Reproduce the listing that follows with no differences at all.
— start of Input data —
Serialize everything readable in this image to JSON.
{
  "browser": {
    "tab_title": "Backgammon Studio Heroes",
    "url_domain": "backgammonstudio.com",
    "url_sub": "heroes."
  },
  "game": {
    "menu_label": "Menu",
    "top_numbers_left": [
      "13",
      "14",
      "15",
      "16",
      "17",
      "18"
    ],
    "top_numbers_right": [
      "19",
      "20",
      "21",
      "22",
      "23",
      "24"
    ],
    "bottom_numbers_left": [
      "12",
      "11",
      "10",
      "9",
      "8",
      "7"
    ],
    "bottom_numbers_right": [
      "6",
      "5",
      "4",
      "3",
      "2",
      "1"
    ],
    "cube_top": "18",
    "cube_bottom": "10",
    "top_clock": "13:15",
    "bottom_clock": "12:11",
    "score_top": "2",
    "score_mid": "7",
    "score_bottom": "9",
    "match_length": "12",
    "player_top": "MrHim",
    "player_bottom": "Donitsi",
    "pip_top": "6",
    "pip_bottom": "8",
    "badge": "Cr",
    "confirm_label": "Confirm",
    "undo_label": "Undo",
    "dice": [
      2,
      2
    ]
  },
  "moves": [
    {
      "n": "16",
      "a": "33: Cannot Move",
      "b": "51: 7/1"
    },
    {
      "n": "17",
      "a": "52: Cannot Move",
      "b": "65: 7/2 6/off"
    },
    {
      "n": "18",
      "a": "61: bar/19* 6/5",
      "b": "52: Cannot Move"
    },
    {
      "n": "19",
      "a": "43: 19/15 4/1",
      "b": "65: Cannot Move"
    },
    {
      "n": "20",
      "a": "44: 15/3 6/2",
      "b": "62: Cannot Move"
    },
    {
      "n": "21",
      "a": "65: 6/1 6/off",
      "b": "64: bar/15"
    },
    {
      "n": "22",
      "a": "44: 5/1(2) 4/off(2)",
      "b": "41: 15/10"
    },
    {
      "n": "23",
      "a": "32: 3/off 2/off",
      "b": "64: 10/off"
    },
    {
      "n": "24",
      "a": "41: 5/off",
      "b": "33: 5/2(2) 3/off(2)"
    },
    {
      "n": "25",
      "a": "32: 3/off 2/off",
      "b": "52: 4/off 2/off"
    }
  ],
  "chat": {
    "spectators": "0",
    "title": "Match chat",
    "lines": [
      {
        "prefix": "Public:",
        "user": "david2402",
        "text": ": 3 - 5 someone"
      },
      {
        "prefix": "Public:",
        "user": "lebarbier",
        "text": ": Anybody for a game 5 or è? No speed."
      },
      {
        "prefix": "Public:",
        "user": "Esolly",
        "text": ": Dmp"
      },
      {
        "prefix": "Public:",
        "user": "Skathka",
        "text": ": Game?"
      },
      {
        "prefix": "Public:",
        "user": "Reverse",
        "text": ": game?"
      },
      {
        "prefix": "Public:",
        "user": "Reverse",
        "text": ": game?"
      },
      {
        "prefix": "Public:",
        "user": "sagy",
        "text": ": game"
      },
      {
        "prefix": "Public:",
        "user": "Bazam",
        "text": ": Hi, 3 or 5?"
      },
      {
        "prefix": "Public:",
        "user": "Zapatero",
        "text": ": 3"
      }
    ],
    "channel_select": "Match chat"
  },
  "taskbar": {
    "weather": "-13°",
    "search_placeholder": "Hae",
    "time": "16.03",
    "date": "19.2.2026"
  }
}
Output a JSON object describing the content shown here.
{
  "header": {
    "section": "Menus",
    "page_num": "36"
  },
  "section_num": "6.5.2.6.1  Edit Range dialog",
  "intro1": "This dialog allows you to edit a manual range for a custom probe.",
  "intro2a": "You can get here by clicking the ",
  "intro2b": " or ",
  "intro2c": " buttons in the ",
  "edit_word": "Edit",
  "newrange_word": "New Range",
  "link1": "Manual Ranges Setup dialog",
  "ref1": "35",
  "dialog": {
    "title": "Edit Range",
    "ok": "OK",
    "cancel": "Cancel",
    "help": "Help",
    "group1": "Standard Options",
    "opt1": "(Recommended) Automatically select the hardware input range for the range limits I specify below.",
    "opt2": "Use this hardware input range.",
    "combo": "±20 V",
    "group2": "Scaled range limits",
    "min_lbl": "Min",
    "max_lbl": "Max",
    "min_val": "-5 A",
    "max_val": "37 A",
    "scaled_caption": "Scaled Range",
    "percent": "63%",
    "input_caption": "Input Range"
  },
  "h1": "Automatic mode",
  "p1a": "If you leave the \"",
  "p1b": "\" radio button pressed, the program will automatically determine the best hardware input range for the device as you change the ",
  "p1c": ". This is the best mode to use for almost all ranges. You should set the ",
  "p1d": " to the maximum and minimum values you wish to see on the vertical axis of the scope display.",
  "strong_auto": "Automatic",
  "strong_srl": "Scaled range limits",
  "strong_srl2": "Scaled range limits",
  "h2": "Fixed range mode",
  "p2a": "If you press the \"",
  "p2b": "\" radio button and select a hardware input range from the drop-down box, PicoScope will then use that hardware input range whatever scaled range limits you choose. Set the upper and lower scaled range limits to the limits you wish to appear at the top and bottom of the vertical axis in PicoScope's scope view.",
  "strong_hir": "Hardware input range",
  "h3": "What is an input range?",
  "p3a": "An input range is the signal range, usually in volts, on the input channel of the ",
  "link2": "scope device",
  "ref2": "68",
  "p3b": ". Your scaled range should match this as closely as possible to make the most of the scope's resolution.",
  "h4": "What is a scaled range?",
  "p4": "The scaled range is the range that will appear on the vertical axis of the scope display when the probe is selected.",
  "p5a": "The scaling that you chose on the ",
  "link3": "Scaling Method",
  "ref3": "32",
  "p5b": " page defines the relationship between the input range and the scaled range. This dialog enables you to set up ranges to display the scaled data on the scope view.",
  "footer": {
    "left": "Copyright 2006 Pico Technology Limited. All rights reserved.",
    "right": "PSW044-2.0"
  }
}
— end of Input data —
[Solution to this problem]
Serialize everything readable in this image to JSON.
{
  "browser": {
    "tab_title": "Backgammon Studio Heroes",
    "url_domain": "backgammonstudio.com",
    "url_sub": "heroes."
  },
  "game": {
    "menu_label": "Menu",
    "top_numbers_left": [
      "13",
      "14",
      "15",
      "16",
      "17",
      "18"
    ],
    "top_numbers_right": [
      "19",
      "20",
      "21",
      "22",
      "23",
      "24"
    ],
    "bottom_numbers_left": [
      "12",
      "11",
      "10",
      "9",
      "8",
      "7"
    ],
    "bottom_numbers_right": [
      "6",
      "5",
      "4",
      "3",
      "2",
      "1"
    ],
    "cube_top": "18",
    "cube_bottom": "10",
    "top_clock": "13:15",
    "bottom_clock": "12:11",
    "score_top": "2",
    "score_mid": "7",
    "score_bottom": "9",
    "match_length": "12",
    "player_top": "MrHim",
    "player_bottom": "Donitsi",
    "pip_top": "6",
    "pip_bottom": "8",
    "badge": "Cr",
    "confirm_label": "Confirm",
    "undo_label": "Undo",
    "dice": [
      2,
      2
    ]
  },
  "moves": [
    {
      "n": "16",
      "a": "33: Cannot Move",
      "b": "51: 7/1"
    },
    {
      "n": "17",
      "a": "52: Cannot Move",
      "b": "65: 7/2 6/off"
    },
    {
      "n": "18",
      "a": "61: bar/19* 6/5",
      "b": "52: Cannot Move"
    },
    {
      "n": "19",
      "a": "43: 19/15 4/1",
      "b": "65: Cannot Move"
    },
    {
      "n": "20",
      "a": "44: 15/3 6/2",
      "b": "62: Cannot Move"
    },
    {
      "n": "21",
      "a": "65: 6/1 6/off",
      "b": "64: bar/15"
    },
    {
      "n": "22",
      "a": "44: 5/1(2) 4/off(2)",
      "b": "41: 15/10"
    },
    {
      "n": "23",
      "a": "32: 3/off 2/off",
      "b": "64: 10/off"
    },
    {
      "n": "24",
      "a": "41: 5/off",
      "b": "33: 5/2(2) 3/off(2)"
    },
    {
      "n": "25",
      "a": "32: 3/off 2/off",
      "b": "52: 4/off 2/off"
    }
  ],
  "chat": {
    "spectators": "0",
    "title": "Match chat",
    "lines": [
      {
        "prefix": "Public:",
        "user": "david2402",
        "text": ": 3 - 5 someone"
      },
      {
        "prefix": "Public:",
        "user": "lebarbier",
        "text": ": Anybody for a game 5 or è? No speed."
      },
      {
        "prefix": "Public:",
        "user": "Esolly",
        "text": ": Dmp"
      },
      {
        "prefix": "Public:",
        "user": "Skathka",
        "text": ": Game?"
      },
      {
        "prefix": "Public:",
        "user": "Reverse",
        "text": ": game?"
      },
      {
        "prefix": "Public:",
        "user": "Reverse",
        "text": ": game?"
      },
      {
        "prefix": "Public:",
        "user": "sagy",
        "text": ": game"
      },
      {
        "prefix": "Public:",
        "user": "Bazam",
        "text": ": Hi, 3 or 5?"
      },
      {
        "prefix": "Public:",
        "user": "Zapatero",
        "text": ": 3"
      }
    ],
    "channel_select": "Match chat"
  },
  "taskbar": {
    "weather": "-13°",
    "search_placeholder": "Hae",
    "time": "16.03",
    "date": "19.2.2026"
  }
}
Output a JSON object describing the content shown here.
{
  "header": {
    "section": "Menus",
    "page_num": "36"
  },
  "section_num": "6.5.2.6.1  Edit Range dialog",
  "intro1": "This dialog allows you to edit a manual range for a custom probe.",
  "intro2a": "You can get here by clicking the ",
  "intro2b": " or ",
  "intro2c": " buttons in the ",
  "edit_word": "Edit",
  "newrange_word": "New Range",
  "link1": "Manual Ranges Setup dialog",
  "ref1": "35",
  "dialog": {
    "title": "Edit Range",
    "ok": "OK",
    "cancel": "Cancel",
    "help": "Help",
    "group1": "Standard Options",
    "opt1": "(Recommended) Automatically select the hardware input range for the range limits I specify below.",
    "opt2": "Use this hardware input range.",
    "combo": "±20 V",
    "group2": "Scaled range limits",
    "min_lbl": "Min",
    "max_lbl": "Max",
    "min_val": "-5 A",
    "max_val": "37 A",
    "scaled_caption": "Scaled Range",
    "percent": "63%",
    "input_caption": "Input Range"
  },
  "h1": "Automatic mode",
  "p1a": "If you leave the \"",
  "p1b": "\" radio button pressed, the program will automatically determine the best hardware input range for the device as you change the ",
  "p1c": ". This is the best mode to use for almost all ranges. You should set the ",
  "p1d": " to the maximum and minimum values you wish to see on the vertical axis of the scope display.",
  "strong_auto": "Automatic",
  "strong_srl": "Scaled range limits",
  "strong_srl2": "Scaled range limits",
  "h2": "Fixed range mode",
  "p2a": "If you press the \"",
  "p2b": "\" radio button and select a hardware input range from the drop-down box, PicoScope will then use that hardware input range whatever scaled range limits you choose. Set the upper and lower scaled range limits to the limits you wish to appear at the top and bottom of the vertical axis in PicoScope's scope view.",
  "strong_hir": "Hardware input range",
  "h3": "What is an input range?",
  "p3a": "An input range is the signal range, usually in volts, on the input channel of the ",
  "link2": "scope device",
  "ref2": "68",
  "p3b": ". Your scaled range should match this as closely as possible to make the most of the scope's resolution.",
  "h4": "What is a scaled range?",
  "p4": "The scaled range is the range that will appear on the vertical axis of the scope display when the probe is selected.",
  "p5a": "The scaling that you chose on the ",
  "link3": "Scaling Method",
  "ref3": "32",
  "p5b": " page defines the relationship between the input range and the scaled range. This dialog enables you to set up ranges to display the scaled data on the scope view.",
  "footer": {
    "left": "Copyright 2006 Pico Technology Limited. All rights reserved.",
    "right": "PSW044-2.0"
  }
}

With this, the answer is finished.